Set task: Look for the string "Omkar" in the lines and copy each line that has it.

Material for this task:
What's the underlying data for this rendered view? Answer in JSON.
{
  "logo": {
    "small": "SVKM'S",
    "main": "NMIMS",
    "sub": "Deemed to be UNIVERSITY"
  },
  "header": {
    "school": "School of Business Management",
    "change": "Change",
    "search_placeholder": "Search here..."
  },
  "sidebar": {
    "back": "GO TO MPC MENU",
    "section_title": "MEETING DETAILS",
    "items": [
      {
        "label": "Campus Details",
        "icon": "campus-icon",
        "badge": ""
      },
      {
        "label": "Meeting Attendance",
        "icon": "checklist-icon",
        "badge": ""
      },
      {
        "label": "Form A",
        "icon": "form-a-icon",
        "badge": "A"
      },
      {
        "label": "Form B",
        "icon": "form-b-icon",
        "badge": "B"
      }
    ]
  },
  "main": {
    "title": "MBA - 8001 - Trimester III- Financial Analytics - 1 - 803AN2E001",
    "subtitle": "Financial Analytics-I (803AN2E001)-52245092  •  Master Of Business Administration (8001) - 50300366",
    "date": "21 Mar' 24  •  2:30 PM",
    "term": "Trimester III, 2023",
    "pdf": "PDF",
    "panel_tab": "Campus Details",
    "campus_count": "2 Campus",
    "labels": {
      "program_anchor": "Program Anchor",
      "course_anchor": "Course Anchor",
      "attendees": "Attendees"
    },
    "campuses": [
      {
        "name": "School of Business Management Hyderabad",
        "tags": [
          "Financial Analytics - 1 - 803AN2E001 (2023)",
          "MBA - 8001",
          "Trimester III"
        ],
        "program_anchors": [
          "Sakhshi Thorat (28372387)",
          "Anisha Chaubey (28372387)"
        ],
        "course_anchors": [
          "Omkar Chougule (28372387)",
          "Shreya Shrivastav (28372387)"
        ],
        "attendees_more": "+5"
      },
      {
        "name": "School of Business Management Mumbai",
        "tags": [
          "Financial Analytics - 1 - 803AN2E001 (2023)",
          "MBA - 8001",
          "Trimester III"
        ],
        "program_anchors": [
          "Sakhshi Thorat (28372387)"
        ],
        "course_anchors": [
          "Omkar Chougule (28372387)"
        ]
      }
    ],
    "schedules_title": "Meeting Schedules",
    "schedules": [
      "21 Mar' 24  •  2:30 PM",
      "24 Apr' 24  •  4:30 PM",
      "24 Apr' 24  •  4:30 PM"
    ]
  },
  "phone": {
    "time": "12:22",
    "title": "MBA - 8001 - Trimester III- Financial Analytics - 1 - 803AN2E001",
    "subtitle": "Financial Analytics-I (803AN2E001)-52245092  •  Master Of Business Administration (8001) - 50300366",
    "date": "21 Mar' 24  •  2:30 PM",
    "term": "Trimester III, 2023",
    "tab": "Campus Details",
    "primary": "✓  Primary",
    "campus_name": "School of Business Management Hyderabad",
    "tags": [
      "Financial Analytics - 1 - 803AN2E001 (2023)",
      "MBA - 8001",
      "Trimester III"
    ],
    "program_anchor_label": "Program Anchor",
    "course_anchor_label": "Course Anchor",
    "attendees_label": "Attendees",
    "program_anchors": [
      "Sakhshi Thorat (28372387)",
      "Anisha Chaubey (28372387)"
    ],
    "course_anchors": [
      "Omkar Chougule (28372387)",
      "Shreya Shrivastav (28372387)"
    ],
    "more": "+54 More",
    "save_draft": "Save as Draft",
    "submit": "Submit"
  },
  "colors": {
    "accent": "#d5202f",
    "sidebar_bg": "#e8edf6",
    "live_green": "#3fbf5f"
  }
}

Reply:
          "Omkar Chougule (28372387)",
          "Omkar Chougule (28372387)"
      "Omkar Chougule (28372387)",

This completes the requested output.